Cloudera Community

Support Questions

Find answers, ask questions, and share your expertise

Advanced Search

Solved

yassan

Explorer

Hi, All !

I am having the same problem as below.

Drop empty Impala partitions - Stack Overflow

Impala external table partitions still show up in stats with row count 0 after deleting the data in HDFS and altering (like ALTER TABLE table RECOVER PARTITIONS) refreshing (REFRESH table) and invalidation of metadata.

Trying to drop partitions one by one works, but there are tens of partitions which should be removed and it would be quite tedious.

Dropping and recreating the table would also be an option but that way all the statistics would be dropped together with the table.

Is there any kind of other options in impala to get this done?

Is this only a workaround using Hive below?

9,575 Views

1 ACCEPTED SOLUTION

amallegni

Cloudera Employee

Hi @yassan ,

let's recap some important concept, then I will add my comment to your points.
Generally speaking:

If you issue a SQL statement Hive/Impala, the engine is fully aware of what has been requested and will do everything needed. E.g. if you drop a partition, the engine knows that metadata has to be updated and knows if data has to be purged to or not (e.g. if it's an external table, data on filesystem won't be deleted by default).
NOTE: if you want drop statements to delete data as well, you would need a managed (non external) table. You might also try to alter your table and set this TBLPROPERTIES ("external.table.purge"="true"). Honestly I'm not sure if this is available in your version of Hive, it is for sure in more up to date versions (e.g. Cloudera Data Platform).
If you delete data directly on the filesystem (e.g. via a Spark job or via hdfs CLI), there is no way for Hive/Impala engine to know that it happened unless you explicitly tell them. This is something you can do by launching a "MSCK REPAIR TABLE [...]" on Hive or by launching an "ALTER TABLE tablename DROP PARTITION [...]" either on Hive or Impala.

#### [Exercise tasks]
1. Does the Impala partitions thread support each statement below? Answer yes or no for each, and quote the words from the thread that decide it.
(a) Dropping the partitions one at a time does not work.
(b) When a partition of an external table is dropped, the data on the filesystem is not deleted by default.
(c) Dropping and recreating the table would keep the statistics.
2. Could you carry on the Impala partitions thread, starting after its last sentence?
The listing after this comes from a separate source.

#### [Raw data]

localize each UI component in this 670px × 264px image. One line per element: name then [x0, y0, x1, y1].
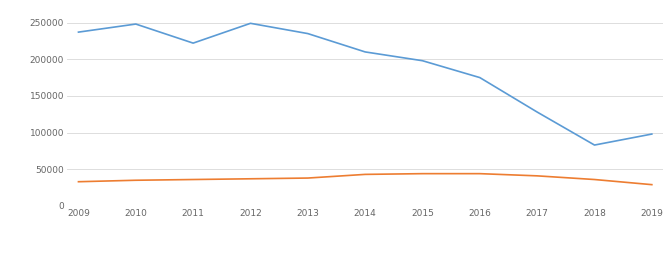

#### [Expected results]
1.
(a) No: "Trying to drop partitions one by one works, but there are tens of partitions which should be removed and it would be quite tedious."
(b) Yes: "if it's an external table, data on filesystem won't be deleted by default"
(c) No: "that way all the statistics would be dropped together with the table"

2.
Well actually, if you are using Spark you could rely on sparksql and issue a drop partition statement (see the summary at the end of this post).
Impala relies on Hive metastore but caches metadata. If you make some changes to metadata via Hive, then you'll have to launch an "INVALIDATE METADATA" on Impala in order to refresh the cache.

These are key points to be taken into account.

Commenting your last post:

If you have a lot of partitions you have a couple of ways to lower down the effort of launching a number of drop partitions statements:

of course, you can script it (or you could develop a spark job, or you could maybe come up with some other automation strategy)
if the partition field allows for it, you could drop a range of partition with a single statement. E.g. it could be something like "ALTER TABLE my_table_partitioned_by_year DROP PARTITION (year < 2020)". You can do this from Impala if you prefer, so that you won't have to refresh the Impala cache.

This will drop partitions but won't ever drop the table.

Now, summarizing everything we've shared so far, you have two alternatives three possible ways to go:

Do it via Impala by using the drop partition SQL statement.
Delete data directly on the filesystem and lately tell Impala to drop the partition (drop partition statements in Impala or MSCK REPAIR on Hive + INVALIDATE METADATA on Impala).
Use a Spark job and issue a drop partition statement via Spark SQL + INVALIDATE METADATA on Impala (since the Spark job would directly act on the Hive metastore, out of Impala's line of sight).

Hope this helps

View solution in original post

9,389 Views

4 REPLIES 4

amallegni

Cloudera Employee

Hi Yassan,

first recommendation I have: when you need to drop a partition, it is better to do it via SQL statement either on Impala/Hive or with Spark SQL.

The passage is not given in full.